Такой беспечности Ромуло Гальегосу не простили. 24 ноября 1948 г. военные заговорщики отстранили его от власти. Часть министров была арестована, часть перешла на нелегальное положение. Бетанкур укрылся в посольстве Колумбии. Правительство de facto возглавил майор Карлос Дельгадо Чальбо, которого Гальегос знал с юных лет и которому безоговорочно доверял.
Чальбо был "белой вороной" в военной среде, интеллектуалом, получившим великолепное образование в Париже. В посольстве США его ценили. В период правления Революционной хунты он был министром обороны и регулярно информировал американцев о главной внутриполитической проблеме того времени: трениях между гражданскими и военными членами правительства. В беседе с новым послом США Уолтером Доннели (декабрь 1948 г.) Чальбо подробно изложил ему планы будущего военного правительства, дал гарантии полной лояльности Соединенным Штатам, а также обещал прервать отношения с Советским Союзом.

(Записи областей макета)

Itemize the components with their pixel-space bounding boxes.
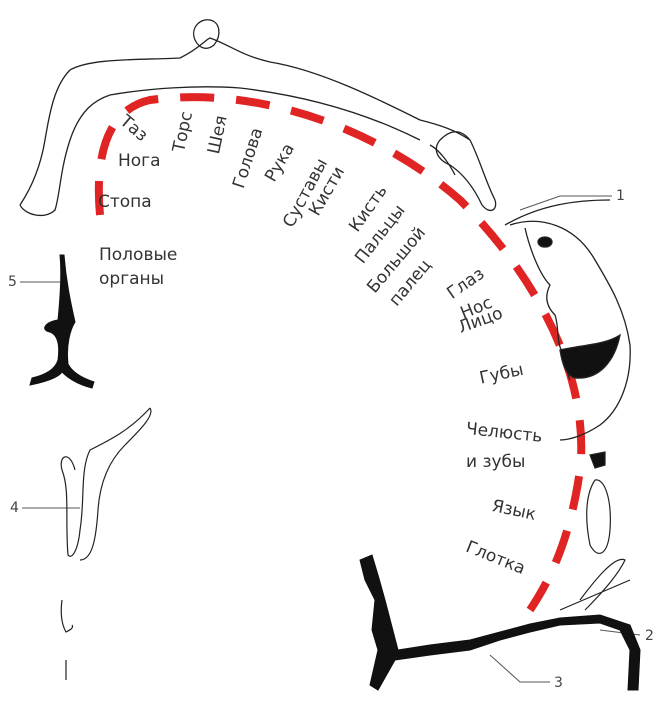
callout-3: 3 bbox=[554, 675, 563, 691]
tongue-throat bbox=[560, 452, 630, 610]
callout-2: 2 bbox=[645, 628, 654, 644]
label-i-zuby: и зубы bbox=[466, 453, 525, 471]
callout-5: 5 bbox=[8, 274, 17, 290]
callout-4: 4 bbox=[10, 500, 19, 516]
label-polovye: Половые bbox=[99, 246, 177, 264]
callout-1: 1 bbox=[616, 188, 625, 204]
figure-4-outline bbox=[61, 408, 151, 680]
label-stopa: Стопа bbox=[98, 193, 152, 211]
homunculus-body bbox=[20, 20, 496, 216]
label-organy: органы bbox=[99, 270, 164, 288]
label-noga: Нога bbox=[118, 152, 161, 170]
face-profile bbox=[505, 200, 630, 440]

ЗАДАНИЯ ▸
1. Ответьте на вопросы по тексту о перевороте 1948 года:
(a) Какого числа военные заговорщики отстранили Гальегоса от власти?
(b) Где укрылся Бетанкур?
(c) Где Чальбо получил образование?
2. Перечислите всех людей, которые названы по имени или фамилии в тексте о перевороте 1948 года.
3. Подхватите текст о перевороте 1948 года и продолжите его после последнего предложения.

ОТВЕТЫ ПО ЗАДАНИЯМ ▸
1.
(a) 24 ноября 1948 г.
(b) В посольстве Колумбии.
(c) В Париже.

2. Ромуло Гальегос, Бетанкур, Карлос Дельгадо Чальбо, Уолтер Доннели.

3.
Чальбо пробыл в президентском кресле почти два года, но последнего пункта обещания так и не выполнил. Может быть, потому, что в деятельности советских дипломатов не было ничего "криминального"? Чтобы ускорить поиск "компромата", в мае 1950 г. за посольством было установлено круглосуточное наружное наблюдение. В целях запугивания у его посетителей проверялись документы, их опрашивали, фотографировали.
Сигналы о приближающемся разрыве отношений поступали в советское посольство с удручающей регулярностью. Реакция на них была очевидной: для дипломатического и технического персонала вводилось "особое положение", выходы в город ограничивались, на заднем дворе жгли "лишние бумаги".
Мероприятия в Институте культуры уже не вызывали прежнего энтузиазма. Народу на них приходило все меньше, потому что венесуэльцы не хотели рисковать: шли упорные слухи о том, что военный режим намерен усилить борьбу "с коммунистическими элементами". В то время многие "попутчики" почувствовали "бесперспективность" общения с "совьетикос": это могло негативным образом сказаться на будущей карьере. Заметив за собой полицейскую слежку, порвал контакты с Институтом культуры выпускник Центрального университета Леопольдо Фигарелья, которого собирались включить в правление. Это он станет много лет спустя всемогущим "цивилизатором" пустынных земель "к югу от Ориноко", создателем "Corporacion Venezolana de Guayana".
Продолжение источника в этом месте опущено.